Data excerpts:

▬▬▬▬▬▬

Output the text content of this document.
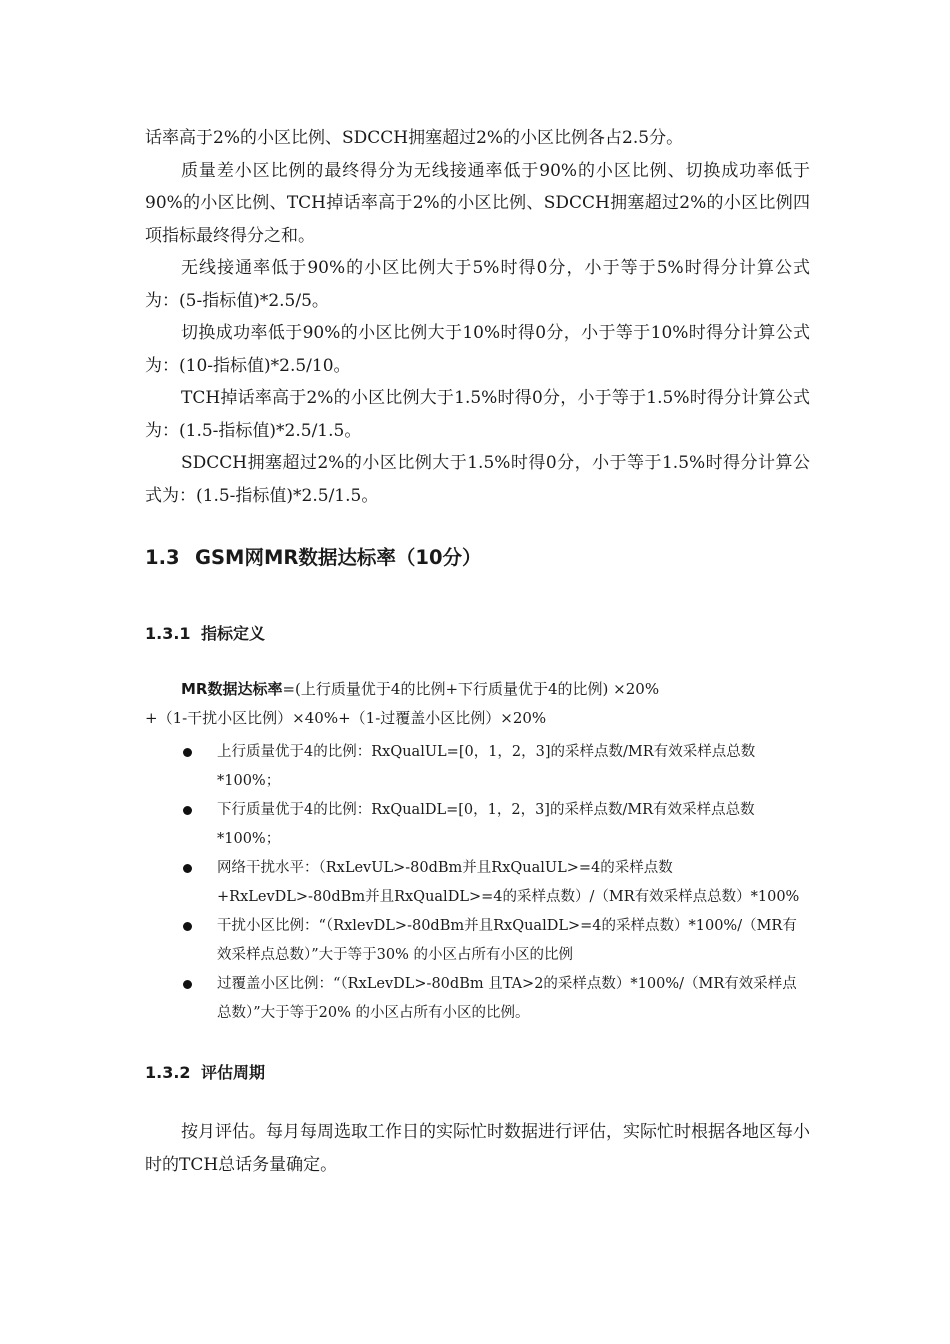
话率高于2%的小区比例、SDCCH拥塞超过2%的小区比例各占2.5分。

质量差小区比例的最终得分为无线接通率低于90%的小区比例、切换成功率低于90%的小区比例、TCH掉话率高于2%的小区比例、SDCCH拥塞超过2%的小区比例四项指标最终得分之和。

无线接通率低于90%的小区比例大于5%时得0分，小于等于5%时得分计算公式为：(5-指标值)*2.5/5。

切换成功率低于90%的小区比例大于10%时得0分，小于等于10%时得分计算公式为：(10-指标值)*2.5/10。

TCH掉话率高于2%的小区比例大于1.5%时得0分，小于等于1.5%时得分计算公式为：(1.5-指标值)*2.5/1.5。

SDCCH拥塞超过2%的小区比例大于1.5%时得0分，小于等于1.5%时得分计算公式为：(1.5-指标值)*2.5/1.5。

1.3 GSM网MR数据达标率（10分）
1.3.1 指标定义

MR数据达标率=(上行质量优于4的比例+下行质量优于4的比例) ×20%

+（1-干扰小区比例）×40%+（1-过覆盖小区比例）×20%

上行质量优于4的比例：RxQualUL=[0，1，2，3]的采样点数/MR有效采样点总数*100%；
下行质量优于4的比例：RxQualDL=[0，1，2，3]的采样点数/MR有效采样点总数*100%；
网络干扰水平：（RxLevUL>-80dBm并且RxQualUL>=4的采样点数+RxLevDL>-80dBm并且RxQualDL>=4的采样点数）/（MR有效采样点总数）*100%
干扰小区比例：“（RxlevDL>-80dBm并且RxQualDL>=4的采样点数）*100%/（MR有效采样点总数）”大于等于30% 的小区占所有小区的比例
过覆盖小区比例：“（RxLevDL>-80dBm 且TA>2的采样点数）*100%/（MR有效采样点总数）”大于等于20% 的小区占所有小区的比例。
1.3.2 评估周期

按月评估。每月每周选取工作日的实际忙时数据进行评估，实际忙时根据各地区每小时的TCH总话务量确定。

▬▬▬▬▬▬

Omit every picture while copying the listing above exactly.

Output the text content of this document.
话率高于2%的小区比例、SDCCH拥塞超过2%的小区比例各占2.5分。

质量差小区比例的最终得分为无线接通率低于90%的小区比例、切换成功率低于90%的小区比例、TCH掉话率高于2%的小区比例、SDCCH拥塞超过2%的小区比例四项指标最终得分之和。

无线接通率低于90%的小区比例大于5%时得0分，小于等于5%时得分计算公式为：(5-指标值)*2.5/5。

切换成功率低于90%的小区比例大于10%时得0分，小于等于10%时得分计算公式为：(10-指标值)*2.5/10。

TCH掉话率高于2%的小区比例大于1.5%时得0分，小于等于1.5%时得分计算公式为：(1.5-指标值)*2.5/1.5。

SDCCH拥塞超过2%的小区比例大于1.5%时得0分，小于等于1.5%时得分计算公式为：(1.5-指标值)*2.5/1.5。

1.3 GSM网MR数据达标率（10分）
1.3.1 指标定义

MR数据达标率=(上行质量优于4的比例+下行质量优于4的比例) ×20%

+（1-干扰小区比例）×40%+（1-过覆盖小区比例）×20%

上行质量优于4的比例：RxQualUL=[0，1，2，3]的采样点数/MR有效采样点总数*100%；
下行质量优于4的比例：RxQualDL=[0，1，2，3]的采样点数/MR有效采样点总数*100%；
网络干扰水平：（RxLevUL>-80dBm并且RxQualUL>=4的采样点数+RxLevDL>-80dBm并且RxQualDL>=4的采样点数）/（MR有效采样点总数）*100%
干扰小区比例：“（RxlevDL>-80dBm并且RxQualDL>=4的采样点数）*100%/（MR有效采样点总数）”大于等于30% 的小区占所有小区的比例
过覆盖小区比例：“（RxLevDL>-80dBm 且TA>2的采样点数）*100%/（MR有效采样点总数）”大于等于20% 的小区占所有小区的比例。
1.3.2 评估周期

按月评估。每月每周选取工作日的实际忙时数据进行评估，实际忙时根据各地区每小时的TCH总话务量确定。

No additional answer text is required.